Listing:
**********

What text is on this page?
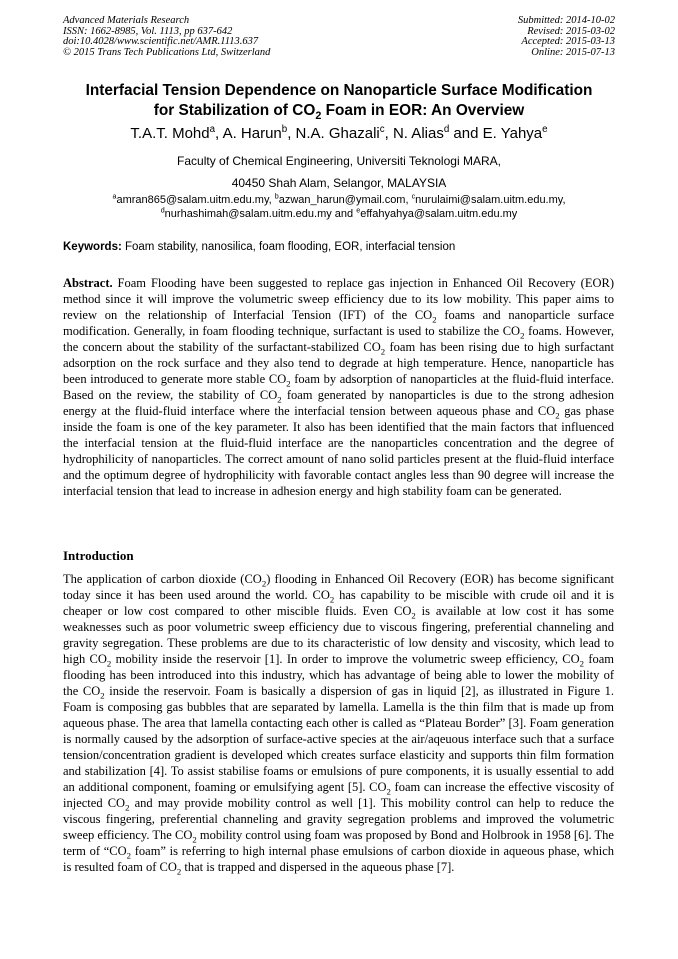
Advanced Materials Research
ISSN: 1662-8985, Vol. 1113, pp 637-642
doi:10.4028/www.scientific.net/AMR.1113.637
© 2015 Trans Tech Publications Ltd, Switzerland
Submitted: 2014-10-02
Revised: 2015-03-02
Accepted: 2015-03-13
Online: 2015-07-13
Interfacial Tension Dependence on Nanoparticle Surface Modification
for Stabilization of $CO_2$ Foam in EOR: An Overview
T.A.T. Mohd$^a$, A. Harun$^b$, N.A. Ghazali$^c$, N. Alias$^d$ and E. Yahya$^e$
Faculty of Chemical Engineering, Universiti Teknologi MARA,
40450 Shah Alam, Selangor, MALAYSIA
$^a$amran865@salam.uitm.edu.my, $^b$azwan_harun@ymail.com, $^c$nurulaimi@salam.uitm.edu.my,
$^d$nurhashimah@salam.uitm.edu.my and $^e$effahyahya@salam.uitm.edu.my
Keywords: Foam stability, nanosilica, foam flooding, EOR, interfacial tension
Abstract. Foam Flooding have been suggested to replace gas injection in Enhanced Oil Recovery (EOR) method since it will improve the volumetric sweep efficiency due to its low mobility. This paper aims to review on the relationship of Interfacial Tension (IFT) of the $CO_2$ foams and nanoparticle surface modification. Generally, in foam flooding technique, surfactant is used to stabilize the $CO_2$ foams. However, the concern about the stability of the surfactant-stabilized $CO_2$ foam has been rising due to high surfactant adsorption on the rock surface and they also tend to degrade at high temperature. Hence, nanoparticle has been introduced to generate more stable $CO_2$ foam by adsorption of nanoparticles at the fluid-fluid interface. Based on the review, the stability of $CO_2$ foam generated by nanoparticles is due to the strong adhesion energy at the fluid-fluid interface where the interfacial tension between aqueous phase and $CO_2$ gas phase inside the foam is one of the key parameter. It also has been identified that the main factors that influenced the interfacial tension at the fluid-fluid interface are the nanoparticles concentration and the degree of hydrophilicity of nanoparticles. The correct amount of nano solid particles present at the fluid-fluid interface and the optimum degree of hydrophilicity with favorable contact angles less than 90 degree will increase the interfacial tension that lead to increase in adhesion energy and high stability foam can be generated.
Introduction
The application of carbon dioxide $(CO_2)$ flooding in Enhanced Oil Recovery (EOR) has become significant today since it has been used around the world. $CO_2$ has capability to be miscible with crude oil and it is cheaper or low cost compared to other miscible fluids. Even $CO_2$ is available at low cost it has some weaknesses such as poor volumetric sweep efficiency due to viscous fingering, preferential channeling and gravity segregation. These problems are due to its characteristic of low density and viscosity, which lead to high $CO_2$ mobility inside the reservoir [1]. In order to improve the volumetric sweep efficiency, $CO_2$ foam flooding has been introduced into this industry, which has advantage of being able to lower the mobility of the $CO_2$ inside the reservoir. Foam is basically a dispersion of gas in liquid [2], as illustrated in Figure 1. Foam is composing gas bubbles that are separated by lamella. Lamella is the thin film that is made up from aqueous phase. The area that lamella contacting each other is called as “Plateau Border” [3]. Foam generation is normally caused by the adsorption of surface-active species at the air/aqeuous interface such that a surface tension/concentration gradient is developed which creates surface elasticity and supports thin film formation and stabilization [4]. To assist stabilise foams or emulsions of pure components, it is usually essential to add an additional component, foaming or emulsifying agent [5]. $CO_2$ foam can increase the effective viscosity of injected $CO_2$ and may provide mobility control as well [1]. This mobility control can help to reduce the viscous fingering, preferential channeling and gravity segregation problems and improved the volumetric sweep efficiency. The $CO_2$ mobility control using foam was proposed by Bond and Holbrook in 1958 [6]. The term of “$CO_2$ foam” is referring to high internal phase emulsions of carbon dioxide in aqueous phase, which is resulted foam of $CO_2$ that is trapped and dispersed in the aqueous phase [7].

**********

Exercise prompt:
Using the records above, output their complete text exactly, minus any images.

Response to the exercise:
What text is on this page?
Advanced Materials Research
ISSN: 1662-8985, Vol. 1113, pp 637-642
doi:10.4028/www.scientific.net/AMR.1113.637
© 2015 Trans Tech Publications Ltd, Switzerland
Submitted: 2014-10-02
Revised: 2015-03-02
Accepted: 2015-03-13
Online: 2015-07-13
Interfacial Tension Dependence on Nanoparticle Surface Modification
for Stabilization of $CO_2$ Foam in EOR: An Overview
T.A.T. Mohd$^a$, A. Harun$^b$, N.A. Ghazali$^c$, N. Alias$^d$ and E. Yahya$^e$
Faculty of Chemical Engineering, Universiti Teknologi MARA,
40450 Shah Alam, Selangor, MALAYSIA
$^a$amran865@salam.uitm.edu.my, $^b$azwan_harun@ymail.com, $^c$nurulaimi@salam.uitm.edu.my,
$^d$nurhashimah@salam.uitm.edu.my and $^e$effahyahya@salam.uitm.edu.my
Keywords: Foam stability, nanosilica, foam flooding, EOR, interfacial tension
Abstract. Foam Flooding have been suggested to replace gas injection in Enhanced Oil Recovery (EOR) method since it will improve the volumetric sweep efficiency due to its low mobility. This paper aims to review on the relationship of Interfacial Tension (IFT) of the $CO_2$ foams and nanoparticle surface modification. Generally, in foam flooding technique, surfactant is used to stabilize the $CO_2$ foams. However, the concern about the stability of the surfactant-stabilized $CO_2$ foam has been rising due to high surfactant adsorption on the rock surface and they also tend to degrade at high temperature. Hence, nanoparticle has been introduced to generate more stable $CO_2$ foam by adsorption of nanoparticles at the fluid-fluid interface. Based on the review, the stability of $CO_2$ foam generated by nanoparticles is due to the strong adhesion energy at the fluid-fluid interface where the interfacial tension between aqueous phase and $CO_2$ gas phase inside the foam is one of the key parameter. It also has been identified that the main factors that influenced the interfacial tension at the fluid-fluid interface are the nanoparticles concentration and the degree of hydrophilicity of nanoparticles. The correct amount of nano solid particles present at the fluid-fluid interface and the optimum degree of hydrophilicity with favorable contact angles less than 90 degree will increase the interfacial tension that lead to increase in adhesion energy and high stability foam can be generated.
Introduction
The application of carbon dioxide $(CO_2)$ flooding in Enhanced Oil Recovery (EOR) has become significant today since it has been used around the world. $CO_2$ has capability to be miscible with crude oil and it is cheaper or low cost compared to other miscible fluids. Even $CO_2$ is available at low cost it has some weaknesses such as poor volumetric sweep efficiency due to viscous fingering, preferential channeling and gravity segregation. These problems are due to its characteristic of low density and viscosity, which lead to high $CO_2$ mobility inside the reservoir [1]. In order to improve the volumetric sweep efficiency, $CO_2$ foam flooding has been introduced into this industry, which has advantage of being able to lower the mobility of the $CO_2$ inside the reservoir. Foam is basically a dispersion of gas in liquid [2], as illustrated in Figure 1. Foam is composing gas bubbles that are separated by lamella. Lamella is the thin film that is made up from aqueous phase. The area that lamella contacting each other is called as “Plateau Border” [3]. Foam generation is normally caused by the adsorption of surface-active species at the air/aqeuous interface such that a surface tension/concentration gradient is developed which creates surface elasticity and supports thin film formation and stabilization [4]. To assist stabilise foams or emulsions of pure components, it is usually essential to add an additional component, foaming or emulsifying agent [5]. $CO_2$ foam can increase the effective viscosity of injected $CO_2$ and may provide mobility control as well [1]. This mobility control can help to reduce the viscous fingering, preferential channeling and gravity segregation problems and improved the volumetric sweep efficiency. The $CO_2$ mobility control using foam was proposed by Bond and Holbrook in 1958 [6]. The term of “$CO_2$ foam” is referring to high internal phase emulsions of carbon dioxide in aqueous phase, which is resulted foam of $CO_2$ that is trapped and dispersed in the aqueous phase [7].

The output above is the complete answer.